### Description of the task
Print the records below word for word, but leave out the pictures.

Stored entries
'''

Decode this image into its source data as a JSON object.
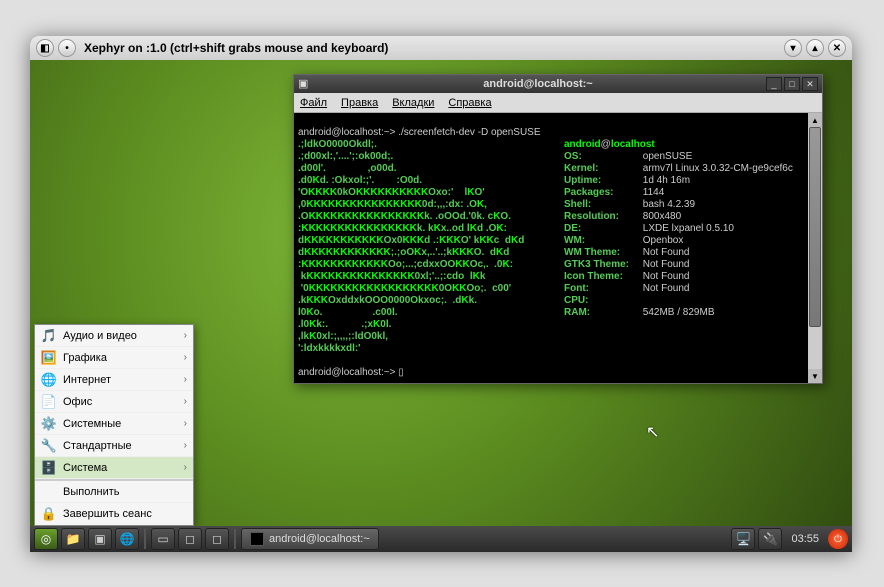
{
  "outer": {
    "title": "Xephyr on :1.0 (ctrl+shift grabs mouse and keyboard)"
  },
  "taskbar": {
    "task_label": "android@localhost:~",
    "clock": "03:55"
  },
  "startmenu": {
    "items": [
      {
        "label": "Аудио и видео",
        "icon": "🎵",
        "sub": true
      },
      {
        "label": "Графика",
        "icon": "🖼️",
        "sub": true
      },
      {
        "label": "Интернет",
        "icon": "🌐",
        "sub": true
      },
      {
        "label": "Офис",
        "icon": "📄",
        "sub": true
      },
      {
        "label": "Системные",
        "icon": "⚙️",
        "sub": true
      },
      {
        "label": "Стандартные",
        "icon": "🔧",
        "sub": true
      },
      {
        "label": "Система",
        "icon": "🗄️",
        "sub": true,
        "sel": true
      },
      {
        "label": "Выполнить",
        "icon": "",
        "sub": false
      },
      {
        "label": "Завершить сеанс",
        "icon": "🔒",
        "sub": false
      }
    ]
  },
  "terminal": {
    "title": "android@localhost:~",
    "menus": {
      "file": "Файл",
      "edit": "Правка",
      "tabs": "Вкладки",
      "help": "Справка"
    },
    "prompt1": "android@localhost:~> ./screenfetch-dev -D openSUSE",
    "prompt2": "android@localhost:~> ",
    "ascii": [
      ".;ldkO0000Okdl;.",
      ".;d00xl:,'....';:ok00d;.",
      ".d00l'.               ,o00d.",
      ".d0Kd. :Okxol:;'.        :O0d.",
      "'OKKKK0kOKKKKKKKKKKOxo:'    lKO'",
      ",0KKKKKKKKKKKKKKKK0d:,,,:dx: .OK,",
      ".OKKKKKKKKKKKKKKKKk. .oOOd.'0k. cKO.",
      ":KKKKKKKKKKKKKKKKk. kKx..od lKd .OK:",
      "dKKKKKKKKKKKOx0KKKd .:KKKO' kKKc  dKd",
      "dKKKKKKKKKKKK;.;oOKx,..'..;kKKKO.  dKd",
      ":KKKKKKKKKKKKOo;...;cdxxOOKKOc,.  .0K:",
      " kKKKKKKKKKKKKKKK0xl;'..;:cdo  lKk",
      " '0KKKKKKKKKKKKKKKKKK0OKKOo;.  c00'",
      ".kKKKOxddxkOOO0000Okxoc;.  .dKk.",
      "l0Ko.                  .c00l.",
      ".l0Kk:.            .;xK0l.",
      ",lkK0xl:;,,,,;:ldO0kl,",
      "':ldxkkkkxdl:'"
    ],
    "info": {
      "user": "android",
      "host": "localhost",
      "os_lbl": "OS:",
      "os": "openSUSE",
      "kernel_lbl": "Kernel:",
      "kernel": "armv7l Linux 3.0.32-CM-ge9cef6c",
      "uptime_lbl": "Uptime:",
      "uptime": "1d 4h 16m",
      "packages_lbl": "Packages:",
      "packages": "1144",
      "shell_lbl": "Shell:",
      "shell": "bash 4.2.39",
      "resolution_lbl": "Resolution:",
      "resolution": "800x480",
      "de_lbl": "DE:",
      "de": "LXDE lxpanel 0.5.10",
      "wm_lbl": "WM:",
      "wm": "Openbox",
      "wmtheme_lbl": "WM Theme:",
      "wmtheme": "Not Found",
      "gtk3_lbl": "GTK3 Theme:",
      "gtk3": "Not Found",
      "icon_lbl": "Icon Theme:",
      "icon": "Not Found",
      "font_lbl": "Font:",
      "font": "Not Found",
      "cpu_lbl": "CPU:",
      "cpu": "",
      "ram_lbl": "RAM:",
      "ram": "542MB / 829MB"
    }
  }
}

'''

### Exercise result
Decode this image into its source data as a JSON object.
{
  "outer": {
    "title": "Xephyr on :1.0 (ctrl+shift grabs mouse and keyboard)"
  },
  "taskbar": {
    "task_label": "android@localhost:~",
    "clock": "03:55"
  },
  "startmenu": {
    "items": [
      {
        "label": "Аудио и видео",
        "icon": "🎵",
        "sub": true
      },
      {
        "label": "Графика",
        "icon": "🖼️",
        "sub": true
      },
      {
        "label": "Интернет",
        "icon": "🌐",
        "sub": true
      },
      {
        "label": "Офис",
        "icon": "📄",
        "sub": true
      },
      {
        "label": "Системные",
        "icon": "⚙️",
        "sub": true
      },
      {
        "label": "Стандартные",
        "icon": "🔧",
        "sub": true
      },
      {
        "label": "Система",
        "icon": "🗄️",
        "sub": true,
        "sel": true
      },
      {
        "label": "Выполнить",
        "icon": "",
        "sub": false
      },
      {
        "label": "Завершить сеанс",
        "icon": "🔒",
        "sub": false
      }
    ]
  },
  "terminal": {
    "title": "android@localhost:~",
    "menus": {
      "file": "Файл",
      "edit": "Правка",
      "tabs": "Вкладки",
      "help": "Справка"
    },
    "prompt1": "android@localhost:~> ./screenfetch-dev -D openSUSE",
    "prompt2": "android@localhost:~> ",
    "ascii": [
      ".;ldkO0000Okdl;.",
      ".;d00xl:,'....';:ok00d;.",
      ".d00l'.               ,o00d.",
      ".d0Kd. :Okxol:;'.        :O0d.",
      "'OKKKK0kOKKKKKKKKKKOxo:'    lKO'",
      ",0KKKKKKKKKKKKKKKK0d:,,,:dx: .OK,",
      ".OKKKKKKKKKKKKKKKKk. .oOOd.'0k. cKO.",
      ":KKKKKKKKKKKKKKKKk. kKx..od lKd .OK:",
      "dKKKKKKKKKKKOx0KKKd .:KKKO' kKKc  dKd",
      "dKKKKKKKKKKKK;.;oOKx,..'..;kKKKO.  dKd",
      ":KKKKKKKKKKKKOo;...;cdxxOOKKOc,.  .0K:",
      " kKKKKKKKKKKKKKKK0xl;'..;:cdo  lKk",
      " '0KKKKKKKKKKKKKKKKKK0OKKOo;.  c00'",
      ".kKKKOxddxkOOO0000Okxoc;.  .dKk.",
      "l0Ko.                  .c00l.",
      ".l0Kk:.            .;xK0l.",
      ",lkK0xl:;,,,,;:ldO0kl,",
      "':ldxkkkkxdl:'"
    ],
    "info": {
      "user": "android",
      "host": "localhost",
      "os_lbl": "OS:",
      "os": "openSUSE",
      "kernel_lbl": "Kernel:",
      "kernel": "armv7l Linux 3.0.32-CM-ge9cef6c",
      "uptime_lbl": "Uptime:",
      "uptime": "1d 4h 16m",
      "packages_lbl": "Packages:",
      "packages": "1144",
      "shell_lbl": "Shell:",
      "shell": "bash 4.2.39",
      "resolution_lbl": "Resolution:",
      "resolution": "800x480",
      "de_lbl": "DE:",
      "de": "LXDE lxpanel 0.5.10",
      "wm_lbl": "WM:",
      "wm": "Openbox",
      "wmtheme_lbl": "WM Theme:",
      "wmtheme": "Not Found",
      "gtk3_lbl": "GTK3 Theme:",
      "gtk3": "Not Found",
      "icon_lbl": "Icon Theme:",
      "icon": "Not Found",
      "font_lbl": "Font:",
      "font": "Not Found",
      "cpu_lbl": "CPU:",
      "cpu": "",
      "ram_lbl": "RAM:",
      "ram": "542MB / 829MB"
    }
  }
}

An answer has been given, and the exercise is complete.